Objective: Repeat all of the material exactly as given.

Task material:
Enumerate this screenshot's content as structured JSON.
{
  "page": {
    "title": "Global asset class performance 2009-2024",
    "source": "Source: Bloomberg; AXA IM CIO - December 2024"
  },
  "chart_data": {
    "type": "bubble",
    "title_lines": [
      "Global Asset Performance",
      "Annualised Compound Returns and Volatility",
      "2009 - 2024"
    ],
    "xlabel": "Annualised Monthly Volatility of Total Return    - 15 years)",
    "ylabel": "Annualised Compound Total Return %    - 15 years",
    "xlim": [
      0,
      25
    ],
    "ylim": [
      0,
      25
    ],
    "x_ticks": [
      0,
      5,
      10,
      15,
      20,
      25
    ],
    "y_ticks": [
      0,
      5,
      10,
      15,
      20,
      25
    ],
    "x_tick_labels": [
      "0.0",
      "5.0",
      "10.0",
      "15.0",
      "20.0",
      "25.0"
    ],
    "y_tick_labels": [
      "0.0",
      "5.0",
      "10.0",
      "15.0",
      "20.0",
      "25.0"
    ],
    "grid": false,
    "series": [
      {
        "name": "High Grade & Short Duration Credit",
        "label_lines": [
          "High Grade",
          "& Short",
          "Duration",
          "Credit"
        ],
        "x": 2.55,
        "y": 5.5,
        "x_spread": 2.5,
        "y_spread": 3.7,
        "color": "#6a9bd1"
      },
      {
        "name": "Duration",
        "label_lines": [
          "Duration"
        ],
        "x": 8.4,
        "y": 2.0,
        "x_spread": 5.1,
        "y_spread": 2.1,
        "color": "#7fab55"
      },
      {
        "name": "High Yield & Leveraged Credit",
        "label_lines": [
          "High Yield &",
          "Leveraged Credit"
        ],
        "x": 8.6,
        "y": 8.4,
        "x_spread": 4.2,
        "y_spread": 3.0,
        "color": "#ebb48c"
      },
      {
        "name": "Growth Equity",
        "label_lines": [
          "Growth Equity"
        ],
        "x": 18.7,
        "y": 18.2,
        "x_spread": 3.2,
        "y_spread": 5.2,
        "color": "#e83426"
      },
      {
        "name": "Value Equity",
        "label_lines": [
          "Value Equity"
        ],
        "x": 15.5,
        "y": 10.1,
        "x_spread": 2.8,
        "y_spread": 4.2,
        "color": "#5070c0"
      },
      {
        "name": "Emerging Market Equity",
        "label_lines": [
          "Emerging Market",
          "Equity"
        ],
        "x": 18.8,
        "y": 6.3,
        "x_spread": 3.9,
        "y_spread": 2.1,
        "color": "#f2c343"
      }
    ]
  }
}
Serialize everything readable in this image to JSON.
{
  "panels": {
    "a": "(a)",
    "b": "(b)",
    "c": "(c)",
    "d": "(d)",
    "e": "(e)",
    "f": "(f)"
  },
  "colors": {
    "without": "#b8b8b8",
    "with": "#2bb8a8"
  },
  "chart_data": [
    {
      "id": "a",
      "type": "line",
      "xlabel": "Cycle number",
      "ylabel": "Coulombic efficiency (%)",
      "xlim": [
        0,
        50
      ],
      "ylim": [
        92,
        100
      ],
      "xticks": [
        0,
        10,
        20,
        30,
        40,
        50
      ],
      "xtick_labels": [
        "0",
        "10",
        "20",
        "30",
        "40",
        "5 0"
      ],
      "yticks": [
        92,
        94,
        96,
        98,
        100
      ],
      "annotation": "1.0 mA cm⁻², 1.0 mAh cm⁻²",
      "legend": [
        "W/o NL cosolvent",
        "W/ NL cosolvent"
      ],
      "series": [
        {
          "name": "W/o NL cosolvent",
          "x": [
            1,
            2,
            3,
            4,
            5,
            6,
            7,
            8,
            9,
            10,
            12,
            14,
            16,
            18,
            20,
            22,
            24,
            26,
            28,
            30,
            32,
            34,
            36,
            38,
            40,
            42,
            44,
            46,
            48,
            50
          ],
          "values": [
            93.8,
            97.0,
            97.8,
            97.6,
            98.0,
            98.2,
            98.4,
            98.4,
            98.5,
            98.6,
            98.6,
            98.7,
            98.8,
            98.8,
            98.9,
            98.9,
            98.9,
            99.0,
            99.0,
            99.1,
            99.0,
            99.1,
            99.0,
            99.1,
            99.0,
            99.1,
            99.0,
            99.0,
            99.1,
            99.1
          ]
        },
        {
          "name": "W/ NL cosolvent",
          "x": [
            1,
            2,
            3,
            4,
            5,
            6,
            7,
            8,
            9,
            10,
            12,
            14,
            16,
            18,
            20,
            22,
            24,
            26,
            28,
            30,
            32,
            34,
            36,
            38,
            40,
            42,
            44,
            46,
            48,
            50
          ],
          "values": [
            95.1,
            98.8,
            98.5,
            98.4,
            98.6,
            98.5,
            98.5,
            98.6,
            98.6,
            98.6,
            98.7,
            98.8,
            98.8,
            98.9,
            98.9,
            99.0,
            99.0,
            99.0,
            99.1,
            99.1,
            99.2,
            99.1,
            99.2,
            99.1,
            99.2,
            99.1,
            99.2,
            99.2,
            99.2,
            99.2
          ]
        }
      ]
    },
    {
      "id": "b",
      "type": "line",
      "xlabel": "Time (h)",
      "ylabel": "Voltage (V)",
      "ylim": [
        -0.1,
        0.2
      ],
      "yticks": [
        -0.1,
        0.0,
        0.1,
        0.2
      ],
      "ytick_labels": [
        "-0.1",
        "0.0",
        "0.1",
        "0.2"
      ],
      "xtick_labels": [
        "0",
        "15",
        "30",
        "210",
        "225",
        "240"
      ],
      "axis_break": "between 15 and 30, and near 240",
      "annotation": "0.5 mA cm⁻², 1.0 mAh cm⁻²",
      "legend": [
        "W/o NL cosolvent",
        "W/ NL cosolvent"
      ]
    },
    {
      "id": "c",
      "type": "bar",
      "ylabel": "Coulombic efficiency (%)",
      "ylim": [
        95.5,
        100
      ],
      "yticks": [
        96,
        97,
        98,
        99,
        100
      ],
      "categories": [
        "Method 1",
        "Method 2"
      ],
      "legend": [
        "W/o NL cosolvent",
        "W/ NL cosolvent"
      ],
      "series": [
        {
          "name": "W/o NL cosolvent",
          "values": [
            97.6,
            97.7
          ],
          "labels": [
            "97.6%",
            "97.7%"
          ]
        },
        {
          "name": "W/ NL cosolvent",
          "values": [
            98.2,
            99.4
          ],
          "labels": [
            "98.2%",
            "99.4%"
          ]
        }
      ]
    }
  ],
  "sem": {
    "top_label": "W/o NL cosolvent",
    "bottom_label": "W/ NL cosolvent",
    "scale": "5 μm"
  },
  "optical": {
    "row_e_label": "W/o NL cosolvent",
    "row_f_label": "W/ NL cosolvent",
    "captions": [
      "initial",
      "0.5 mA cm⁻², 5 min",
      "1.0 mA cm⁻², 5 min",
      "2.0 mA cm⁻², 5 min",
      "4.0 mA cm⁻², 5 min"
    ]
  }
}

Task solution:
Enumerate this screenshot's content as structured JSON.
{
  "page": {
    "title": "Global asset class performance 2009-2024",
    "source": "Source: Bloomberg; AXA IM CIO - December 2024"
  },
  "chart_data": {
    "type": "bubble",
    "title_lines": [
      "Global Asset Performance",
      "Annualised Compound Returns and Volatility",
      "2009 - 2024"
    ],
    "xlabel": "Annualised Monthly Volatility of Total Return    - 15 years)",
    "ylabel": "Annualised Compound Total Return %    - 15 years",
    "xlim": [
      0,
      25
    ],
    "ylim": [
      0,
      25
    ],
    "x_ticks": [
      0,
      5,
      10,
      15,
      20,
      25
    ],
    "y_ticks": [
      0,
      5,
      10,
      15,
      20,
      25
    ],
    "x_tick_labels": [
      "0.0",
      "5.0",
      "10.0",
      "15.0",
      "20.0",
      "25.0"
    ],
    "y_tick_labels": [
      "0.0",
      "5.0",
      "10.0",
      "15.0",
      "20.0",
      "25.0"
    ],
    "grid": false,
    "series": [
      {
        "name": "High Grade & Short Duration Credit",
        "label_lines": [
          "High Grade",
          "& Short",
          "Duration",
          "Credit"
        ],
        "x": 2.55,
        "y": 5.5,
        "x_spread": 2.5,
        "y_spread": 3.7,
        "color": "#6a9bd1"
      },
      {
        "name": "Duration",
        "label_lines": [
          "Duration"
        ],
        "x": 8.4,
        "y": 2.0,
        "x_spread": 5.1,
        "y_spread": 2.1,
        "color": "#7fab55"
      },
      {
        "name": "High Yield & Leveraged Credit",
        "label_lines": [
          "High Yield &",
          "Leveraged Credit"
        ],
        "x": 8.6,
        "y": 8.4,
        "x_spread": 4.2,
        "y_spread": 3.0,
        "color": "#ebb48c"
      },
      {
        "name": "Growth Equity",
        "label_lines": [
          "Growth Equity"
        ],
        "x": 18.7,
        "y": 18.2,
        "x_spread": 3.2,
        "y_spread": 5.2,
        "color": "#e83426"
      },
      {
        "name": "Value Equity",
        "label_lines": [
          "Value Equity"
        ],
        "x": 15.5,
        "y": 10.1,
        "x_spread": 2.8,
        "y_spread": 4.2,
        "color": "#5070c0"
      },
      {
        "name": "Emerging Market Equity",
        "label_lines": [
          "Emerging Market",
          "Equity"
        ],
        "x": 18.8,
        "y": 6.3,
        "x_spread": 3.9,
        "y_spread": 2.1,
        "color": "#f2c343"
      }
    ]
  }
}
Serialize everything readable in this image to JSON.
{
  "panels": {
    "a": "(a)",
    "b": "(b)",
    "c": "(c)",
    "d": "(d)",
    "e": "(e)",
    "f": "(f)"
  },
  "colors": {
    "without": "#b8b8b8",
    "with": "#2bb8a8"
  },
  "chart_data": [
    {
      "id": "a",
      "type": "line",
      "xlabel": "Cycle number",
      "ylabel": "Coulombic efficiency (%)",
      "xlim": [
        0,
        50
      ],
      "ylim": [
        92,
        100
      ],
      "xticks": [
        0,
        10,
        20,
        30,
        40,
        50
      ],
      "xtick_labels": [
        "0",
        "10",
        "20",
        "30",
        "40",
        "5 0"
      ],
      "yticks": [
        92,
        94,
        96,
        98,
        100
      ],
      "annotation": "1.0 mA cm⁻², 1.0 mAh cm⁻²",
      "legend": [
        "W/o NL cosolvent",
        "W/ NL cosolvent"
      ],
      "series": [
        {
          "name": "W/o NL cosolvent",
          "x": [
            1,
            2,
            3,
            4,
            5,
            6,
            7,
            8,
            9,
            10,
            12,
            14,
            16,
            18,
            20,
            22,
            24,
            26,
            28,
            30,
            32,
            34,
            36,
            38,
            40,
            42,
            44,
            46,
            48,
            50
          ],
          "values": [
            93.8,
            97.0,
            97.8,
            97.6,
            98.0,
            98.2,
            98.4,
            98.4,
            98.5,
            98.6,
            98.6,
            98.7,
            98.8,
            98.8,
            98.9,
            98.9,
            98.9,
            99.0,
            99.0,
            99.1,
            99.0,
            99.1,
            99.0,
            99.1,
            99.0,
            99.1,
            99.0,
            99.0,
            99.1,
            99.1
          ]
        },
        {
          "name": "W/ NL cosolvent",
          "x": [
            1,
            2,
            3,
            4,
            5,
            6,
            7,
            8,
            9,
            10,
            12,
            14,
            16,
            18,
            20,
            22,
            24,
            26,
            28,
            30,
            32,
            34,
            36,
            38,
            40,
            42,
            44,
            46,
            48,
            50
          ],
          "values": [
            95.1,
            98.8,
            98.5,
            98.4,
            98.6,
            98.5,
            98.5,
            98.6,
            98.6,
            98.6,
            98.7,
            98.8,
            98.8,
            98.9,
            98.9,
            99.0,
            99.0,
            99.0,
            99.1,
            99.1,
            99.2,
            99.1,
            99.2,
            99.1,
            99.2,
            99.1,
            99.2,
            99.2,
            99.2,
            99.2
          ]
        }
      ]
    },
    {
      "id": "b",
      "type": "line",
      "xlabel": "Time (h)",
      "ylabel": "Voltage (V)",
      "ylim": [
        -0.1,
        0.2
      ],
      "yticks": [
        -0.1,
        0.0,
        0.1,
        0.2
      ],
      "ytick_labels": [
        "-0.1",
        "0.0",
        "0.1",
        "0.2"
      ],
      "xtick_labels": [
        "0",
        "15",
        "30",
        "210",
        "225",
        "240"
      ],
      "axis_break": "between 15 and 30, and near 240",
      "annotation": "0.5 mA cm⁻², 1.0 mAh cm⁻²",
      "legend": [
        "W/o NL cosolvent",
        "W/ NL cosolvent"
      ]
    },
    {
      "id": "c",
      "type": "bar",
      "ylabel": "Coulombic efficiency (%)",
      "ylim": [
        95.5,
        100
      ],
      "yticks": [
        96,
        97,
        98,
        99,
        100
      ],
      "categories": [
        "Method 1",
        "Method 2"
      ],
      "legend": [
        "W/o NL cosolvent",
        "W/ NL cosolvent"
      ],
      "series": [
        {
          "name": "W/o NL cosolvent",
          "values": [
            97.6,
            97.7
          ],
          "labels": [
            "97.6%",
            "97.7%"
          ]
        },
        {
          "name": "W/ NL cosolvent",
          "values": [
            98.2,
            99.4
          ],
          "labels": [
            "98.2%",
            "99.4%"
          ]
        }
      ]
    }
  ],
  "sem": {
    "top_label": "W/o NL cosolvent",
    "bottom_label": "W/ NL cosolvent",
    "scale": "5 μm"
  },
  "optical": {
    "row_e_label": "W/o NL cosolvent",
    "row_f_label": "W/ NL cosolvent",
    "captions": [
      "initial",
      "0.5 mA cm⁻², 5 min",
      "1.0 mA cm⁻², 5 min",
      "2.0 mA cm⁻², 5 min",
      "4.0 mA cm⁻², 5 min"
    ]
  }
}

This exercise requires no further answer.